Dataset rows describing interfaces
[Start of Attachment]

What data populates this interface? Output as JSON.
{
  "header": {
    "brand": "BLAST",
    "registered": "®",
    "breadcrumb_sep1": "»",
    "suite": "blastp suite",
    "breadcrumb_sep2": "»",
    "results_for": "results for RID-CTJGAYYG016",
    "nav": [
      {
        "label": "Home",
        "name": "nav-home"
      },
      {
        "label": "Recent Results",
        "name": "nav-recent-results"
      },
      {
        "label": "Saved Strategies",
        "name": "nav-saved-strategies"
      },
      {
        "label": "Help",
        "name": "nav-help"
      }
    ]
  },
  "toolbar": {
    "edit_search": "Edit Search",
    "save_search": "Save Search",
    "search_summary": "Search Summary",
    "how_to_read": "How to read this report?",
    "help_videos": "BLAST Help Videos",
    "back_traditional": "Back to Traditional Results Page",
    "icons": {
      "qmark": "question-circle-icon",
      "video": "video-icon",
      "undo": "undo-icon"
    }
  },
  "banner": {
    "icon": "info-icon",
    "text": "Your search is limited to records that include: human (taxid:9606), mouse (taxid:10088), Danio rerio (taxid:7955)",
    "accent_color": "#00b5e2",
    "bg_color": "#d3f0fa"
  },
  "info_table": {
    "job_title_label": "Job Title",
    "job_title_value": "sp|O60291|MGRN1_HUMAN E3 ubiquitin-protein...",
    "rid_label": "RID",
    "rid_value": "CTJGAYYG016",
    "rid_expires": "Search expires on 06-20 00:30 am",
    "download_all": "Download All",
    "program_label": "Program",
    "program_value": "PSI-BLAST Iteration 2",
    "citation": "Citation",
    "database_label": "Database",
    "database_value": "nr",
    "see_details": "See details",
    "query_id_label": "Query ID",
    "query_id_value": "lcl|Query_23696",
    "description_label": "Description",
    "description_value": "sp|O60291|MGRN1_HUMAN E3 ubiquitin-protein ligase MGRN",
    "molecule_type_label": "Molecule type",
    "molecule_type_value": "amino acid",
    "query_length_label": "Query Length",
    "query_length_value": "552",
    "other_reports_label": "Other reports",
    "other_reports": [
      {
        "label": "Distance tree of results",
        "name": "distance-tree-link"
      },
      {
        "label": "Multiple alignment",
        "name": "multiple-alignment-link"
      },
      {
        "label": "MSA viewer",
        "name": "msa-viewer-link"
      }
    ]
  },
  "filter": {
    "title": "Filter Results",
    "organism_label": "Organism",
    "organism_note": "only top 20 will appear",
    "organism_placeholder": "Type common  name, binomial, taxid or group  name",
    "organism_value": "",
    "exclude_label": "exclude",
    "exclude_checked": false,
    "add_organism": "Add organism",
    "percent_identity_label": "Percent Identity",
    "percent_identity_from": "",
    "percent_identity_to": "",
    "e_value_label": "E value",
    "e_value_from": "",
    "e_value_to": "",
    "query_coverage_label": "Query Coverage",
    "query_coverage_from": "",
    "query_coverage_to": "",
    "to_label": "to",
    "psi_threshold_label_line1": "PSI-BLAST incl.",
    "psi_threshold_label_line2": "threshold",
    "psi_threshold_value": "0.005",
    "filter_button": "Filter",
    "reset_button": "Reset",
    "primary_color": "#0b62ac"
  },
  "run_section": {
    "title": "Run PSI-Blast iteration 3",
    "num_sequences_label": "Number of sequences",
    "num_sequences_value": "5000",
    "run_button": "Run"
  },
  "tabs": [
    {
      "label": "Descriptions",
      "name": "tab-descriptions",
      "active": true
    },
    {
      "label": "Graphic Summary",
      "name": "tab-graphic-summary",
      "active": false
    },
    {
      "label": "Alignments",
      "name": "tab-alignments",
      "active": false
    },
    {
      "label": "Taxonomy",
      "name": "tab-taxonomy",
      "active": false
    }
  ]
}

[End of Attachment]

Task description — Restate the records from above exactly as they read.

Response to this task —
What data populates this interface? Output as JSON.
{
  "header": {
    "brand": "BLAST",
    "registered": "®",
    "breadcrumb_sep1": "»",
    "suite": "blastp suite",
    "breadcrumb_sep2": "»",
    "results_for": "results for RID-CTJGAYYG016",
    "nav": [
      {
        "label": "Home",
        "name": "nav-home"
      },
      {
        "label": "Recent Results",
        "name": "nav-recent-results"
      },
      {
        "label": "Saved Strategies",
        "name": "nav-saved-strategies"
      },
      {
        "label": "Help",
        "name": "nav-help"
      }
    ]
  },
  "toolbar": {
    "edit_search": "Edit Search",
    "save_search": "Save Search",
    "search_summary": "Search Summary",
    "how_to_read": "How to read this report?",
    "help_videos": "BLAST Help Videos",
    "back_traditional": "Back to Traditional Results Page",
    "icons": {
      "qmark": "question-circle-icon",
      "video": "video-icon",
      "undo": "undo-icon"
    }
  },
  "banner": {
    "icon": "info-icon",
    "text": "Your search is limited to records that include: human (taxid:9606), mouse (taxid:10088), Danio rerio (taxid:7955)",
    "accent_color": "#00b5e2",
    "bg_color": "#d3f0fa"
  },
  "info_table": {
    "job_title_label": "Job Title",
    "job_title_value": "sp|O60291|MGRN1_HUMAN E3 ubiquitin-protein...",
    "rid_label": "RID",
    "rid_value": "CTJGAYYG016",
    "rid_expires": "Search expires on 06-20 00:30 am",
    "download_all": "Download All",
    "program_label": "Program",
    "program_value": "PSI-BLAST Iteration 2",
    "citation": "Citation",
    "database_label": "Database",
    "database_value": "nr",
    "see_details": "See details",
    "query_id_label": "Query ID",
    "query_id_value": "lcl|Query_23696",
    "description_label": "Description",
    "description_value": "sp|O60291|MGRN1_HUMAN E3 ubiquitin-protein ligase MGRN",
    "molecule_type_label": "Molecule type",
    "molecule_type_value": "amino acid",
    "query_length_label": "Query Length",
    "query_length_value": "552",
    "other_reports_label": "Other reports",
    "other_reports": [
      {
        "label": "Distance tree of results",
        "name": "distance-tree-link"
      },
      {
        "label": "Multiple alignment",
        "name": "multiple-alignment-link"
      },
      {
        "label": "MSA viewer",
        "name": "msa-viewer-link"
      }
    ]
  },
  "filter": {
    "title": "Filter Results",
    "organism_label": "Organism",
    "organism_note": "only top 20 will appear",
    "organism_placeholder": "Type common  name, binomial, taxid or group  name",
    "organism_value": "",
    "exclude_label": "exclude",
    "exclude_checked": false,
    "add_organism": "Add organism",
    "percent_identity_label": "Percent Identity",
    "percent_identity_from": "",
    "percent_identity_to": "",
    "e_value_label": "E value",
    "e_value_from": "",
    "e_value_to": "",
    "query_coverage_label": "Query Coverage",
    "query_coverage_from": "",
    "query_coverage_to": "",
    "to_label": "to",
    "psi_threshold_label_line1": "PSI-BLAST incl.",
    "psi_threshold_label_line2": "threshold",
    "psi_threshold_value": "0.005",
    "filter_button": "Filter",
    "reset_button": "Reset",
    "primary_color": "#0b62ac"
  },
  "run_section": {
    "title": "Run PSI-Blast iteration 3",
    "num_sequences_label": "Number of sequences",
    "num_sequences_value": "5000",
    "run_button": "Run"
  },
  "tabs": [
    {
      "label": "Descriptions",
      "name": "tab-descriptions",
      "active": true
    },
    {
      "label": "Graphic Summary",
      "name": "tab-graphic-summary",
      "active": false
    },
    {
      "label": "Alignments",
      "name": "tab-alignments",
      "active": false
    },
    {
      "label": "Taxonomy",
      "name": "tab-taxonomy",
      "active": false
    }
  ]
}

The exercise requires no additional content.